Task details: Output exactly, please, the lines of the records below from the one containing "What data populates" through the final line.

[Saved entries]

====

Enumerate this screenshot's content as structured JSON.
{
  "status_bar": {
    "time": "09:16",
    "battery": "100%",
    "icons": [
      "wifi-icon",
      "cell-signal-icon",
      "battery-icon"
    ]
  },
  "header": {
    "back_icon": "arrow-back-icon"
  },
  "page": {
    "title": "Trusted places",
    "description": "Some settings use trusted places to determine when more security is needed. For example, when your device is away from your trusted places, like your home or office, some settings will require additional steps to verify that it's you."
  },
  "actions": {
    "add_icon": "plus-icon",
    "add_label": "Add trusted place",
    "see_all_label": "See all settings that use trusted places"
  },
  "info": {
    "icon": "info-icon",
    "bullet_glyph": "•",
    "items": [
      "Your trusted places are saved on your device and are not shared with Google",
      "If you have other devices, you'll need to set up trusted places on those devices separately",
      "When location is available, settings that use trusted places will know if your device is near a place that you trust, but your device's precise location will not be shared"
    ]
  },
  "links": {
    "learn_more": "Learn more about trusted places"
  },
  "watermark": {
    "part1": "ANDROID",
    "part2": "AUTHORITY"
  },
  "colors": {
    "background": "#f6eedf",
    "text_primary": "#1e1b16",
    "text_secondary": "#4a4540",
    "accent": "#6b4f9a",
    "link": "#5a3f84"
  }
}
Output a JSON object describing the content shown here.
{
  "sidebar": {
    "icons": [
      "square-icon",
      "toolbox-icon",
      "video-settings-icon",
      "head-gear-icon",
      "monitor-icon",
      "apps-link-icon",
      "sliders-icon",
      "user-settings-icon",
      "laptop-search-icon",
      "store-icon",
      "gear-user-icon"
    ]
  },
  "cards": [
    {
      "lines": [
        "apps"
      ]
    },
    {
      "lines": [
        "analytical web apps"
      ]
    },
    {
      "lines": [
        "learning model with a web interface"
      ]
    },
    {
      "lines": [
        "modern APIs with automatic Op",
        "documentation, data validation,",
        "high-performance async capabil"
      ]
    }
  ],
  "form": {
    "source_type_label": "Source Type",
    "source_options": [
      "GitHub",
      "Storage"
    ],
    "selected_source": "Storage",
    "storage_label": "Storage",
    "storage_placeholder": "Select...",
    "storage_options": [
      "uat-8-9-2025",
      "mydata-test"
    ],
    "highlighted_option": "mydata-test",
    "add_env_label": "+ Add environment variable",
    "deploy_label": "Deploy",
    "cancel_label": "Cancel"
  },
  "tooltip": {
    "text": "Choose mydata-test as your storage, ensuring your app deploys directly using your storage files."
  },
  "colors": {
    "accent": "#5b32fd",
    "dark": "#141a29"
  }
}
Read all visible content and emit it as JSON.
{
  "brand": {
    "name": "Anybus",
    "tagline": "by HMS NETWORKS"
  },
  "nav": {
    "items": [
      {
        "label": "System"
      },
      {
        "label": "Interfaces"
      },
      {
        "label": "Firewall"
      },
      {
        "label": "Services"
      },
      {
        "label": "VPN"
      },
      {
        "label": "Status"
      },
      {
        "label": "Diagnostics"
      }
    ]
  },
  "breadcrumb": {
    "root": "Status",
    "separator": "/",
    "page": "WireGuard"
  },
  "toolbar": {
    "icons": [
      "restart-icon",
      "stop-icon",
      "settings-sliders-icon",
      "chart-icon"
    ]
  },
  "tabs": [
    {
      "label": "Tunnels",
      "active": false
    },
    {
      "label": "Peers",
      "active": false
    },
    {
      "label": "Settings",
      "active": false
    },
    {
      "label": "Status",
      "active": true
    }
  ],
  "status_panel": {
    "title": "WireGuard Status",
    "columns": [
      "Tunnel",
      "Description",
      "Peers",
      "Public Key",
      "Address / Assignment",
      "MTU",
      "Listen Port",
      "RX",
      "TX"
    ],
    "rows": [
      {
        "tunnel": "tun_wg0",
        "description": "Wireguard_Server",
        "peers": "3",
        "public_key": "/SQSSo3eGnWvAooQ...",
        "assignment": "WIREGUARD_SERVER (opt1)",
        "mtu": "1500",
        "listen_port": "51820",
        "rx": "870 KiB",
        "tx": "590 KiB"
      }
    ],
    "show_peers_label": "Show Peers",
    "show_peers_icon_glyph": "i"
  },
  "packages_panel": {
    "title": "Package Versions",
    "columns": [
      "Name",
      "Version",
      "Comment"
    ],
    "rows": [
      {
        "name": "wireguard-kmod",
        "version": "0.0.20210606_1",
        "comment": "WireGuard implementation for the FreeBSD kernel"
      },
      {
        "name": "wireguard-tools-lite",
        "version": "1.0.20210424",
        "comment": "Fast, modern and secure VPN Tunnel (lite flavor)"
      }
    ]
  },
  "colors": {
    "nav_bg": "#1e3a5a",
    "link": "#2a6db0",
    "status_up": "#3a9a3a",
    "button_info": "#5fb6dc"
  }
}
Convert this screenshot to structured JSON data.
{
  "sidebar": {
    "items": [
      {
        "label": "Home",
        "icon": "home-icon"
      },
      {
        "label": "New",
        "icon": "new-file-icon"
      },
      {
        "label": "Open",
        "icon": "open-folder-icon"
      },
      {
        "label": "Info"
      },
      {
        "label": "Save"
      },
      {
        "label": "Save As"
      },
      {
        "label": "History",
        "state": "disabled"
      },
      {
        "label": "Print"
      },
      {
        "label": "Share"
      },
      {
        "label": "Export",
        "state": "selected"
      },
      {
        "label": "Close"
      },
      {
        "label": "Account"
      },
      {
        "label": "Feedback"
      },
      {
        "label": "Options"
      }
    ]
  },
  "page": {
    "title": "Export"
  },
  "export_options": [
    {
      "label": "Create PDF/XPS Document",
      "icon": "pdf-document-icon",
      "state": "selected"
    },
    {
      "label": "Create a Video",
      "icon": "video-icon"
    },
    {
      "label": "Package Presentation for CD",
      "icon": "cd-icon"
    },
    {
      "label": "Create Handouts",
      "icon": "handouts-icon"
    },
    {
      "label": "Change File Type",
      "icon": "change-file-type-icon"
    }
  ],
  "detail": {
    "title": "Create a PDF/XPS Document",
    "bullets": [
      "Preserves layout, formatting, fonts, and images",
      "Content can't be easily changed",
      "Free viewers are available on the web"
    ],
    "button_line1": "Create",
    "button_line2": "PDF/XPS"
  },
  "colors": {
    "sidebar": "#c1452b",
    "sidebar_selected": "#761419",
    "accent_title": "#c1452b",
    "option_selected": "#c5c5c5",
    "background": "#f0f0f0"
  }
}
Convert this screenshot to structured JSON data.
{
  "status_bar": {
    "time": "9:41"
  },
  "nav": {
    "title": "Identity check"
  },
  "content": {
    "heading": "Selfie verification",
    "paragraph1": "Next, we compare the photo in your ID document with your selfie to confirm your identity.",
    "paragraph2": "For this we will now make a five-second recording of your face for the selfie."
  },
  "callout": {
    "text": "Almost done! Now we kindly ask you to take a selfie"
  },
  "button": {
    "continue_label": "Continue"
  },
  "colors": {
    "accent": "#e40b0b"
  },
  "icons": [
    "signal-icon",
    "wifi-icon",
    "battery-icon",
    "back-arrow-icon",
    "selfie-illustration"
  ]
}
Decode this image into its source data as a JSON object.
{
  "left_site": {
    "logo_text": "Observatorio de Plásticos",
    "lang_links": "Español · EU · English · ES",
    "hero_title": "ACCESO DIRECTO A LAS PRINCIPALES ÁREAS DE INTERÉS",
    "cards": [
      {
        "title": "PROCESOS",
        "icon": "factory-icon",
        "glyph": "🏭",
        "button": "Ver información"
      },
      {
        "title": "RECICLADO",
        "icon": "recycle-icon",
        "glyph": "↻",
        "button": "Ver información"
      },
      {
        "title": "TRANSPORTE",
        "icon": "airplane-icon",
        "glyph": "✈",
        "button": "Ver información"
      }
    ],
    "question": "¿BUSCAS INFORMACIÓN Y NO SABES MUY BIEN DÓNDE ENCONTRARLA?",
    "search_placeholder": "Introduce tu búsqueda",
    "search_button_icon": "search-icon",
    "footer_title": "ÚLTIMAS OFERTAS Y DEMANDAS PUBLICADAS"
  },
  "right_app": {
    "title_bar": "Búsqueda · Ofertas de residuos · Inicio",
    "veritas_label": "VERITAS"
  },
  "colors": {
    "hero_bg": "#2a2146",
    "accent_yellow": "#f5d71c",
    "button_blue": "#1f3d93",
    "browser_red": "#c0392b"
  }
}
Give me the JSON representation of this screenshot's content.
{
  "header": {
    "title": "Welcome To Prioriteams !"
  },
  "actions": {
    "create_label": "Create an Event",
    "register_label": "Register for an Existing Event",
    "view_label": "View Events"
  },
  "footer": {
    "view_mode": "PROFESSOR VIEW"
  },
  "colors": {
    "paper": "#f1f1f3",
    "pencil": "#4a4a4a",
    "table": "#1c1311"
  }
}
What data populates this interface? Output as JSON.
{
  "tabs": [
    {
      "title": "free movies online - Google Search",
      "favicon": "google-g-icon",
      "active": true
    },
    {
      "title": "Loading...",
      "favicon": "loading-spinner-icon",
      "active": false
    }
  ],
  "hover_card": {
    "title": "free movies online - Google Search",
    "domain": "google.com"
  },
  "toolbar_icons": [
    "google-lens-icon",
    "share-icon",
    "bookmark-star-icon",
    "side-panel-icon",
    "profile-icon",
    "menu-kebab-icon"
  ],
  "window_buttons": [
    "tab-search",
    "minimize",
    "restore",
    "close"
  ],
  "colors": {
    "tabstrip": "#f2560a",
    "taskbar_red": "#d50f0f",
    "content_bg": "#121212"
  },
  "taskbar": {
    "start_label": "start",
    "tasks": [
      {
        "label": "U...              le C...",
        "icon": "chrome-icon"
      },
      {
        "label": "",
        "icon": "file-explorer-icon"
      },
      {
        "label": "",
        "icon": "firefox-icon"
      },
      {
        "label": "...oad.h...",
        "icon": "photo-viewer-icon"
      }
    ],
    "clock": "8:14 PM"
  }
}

====

Task answer:
What data populates this interface? Output as JSON.
{
  "tabs": [
    {
      "title": "free movies online - Google Search",
      "favicon": "google-g-icon",
      "active": true
    },
    {
      "title": "Loading...",
      "favicon": "loading-spinner-icon",
      "active": false
    }
  ],
  "hover_card": {
    "title": "free movies online - Google Search",
    "domain": "google.com"
  },
  "toolbar_icons": [
    "google-lens-icon",
    "share-icon",
    "bookmark-star-icon",
    "side-panel-icon",
    "profile-icon",
    "menu-kebab-icon"
  ],
  "window_buttons": [
    "tab-search",
    "minimize",
    "restore",
    "close"
  ],
  "colors": {
    "tabstrip": "#f2560a",
    "taskbar_red": "#d50f0f",
    "content_bg": "#121212"
  },
  "taskbar": {
    "start_label": "start",
    "tasks": [
      {
        "label": "U...              le C...",
        "icon": "chrome-icon"
      },
      {
        "label": "",
        "icon": "file-explorer-icon"
      },
      {
        "label": "",
        "icon": "firefox-icon"
      },
      {
        "label": "...oad.h...",
        "icon": "photo-viewer-icon"
      }
    ],
    "clock": "8:14 PM"
  }
}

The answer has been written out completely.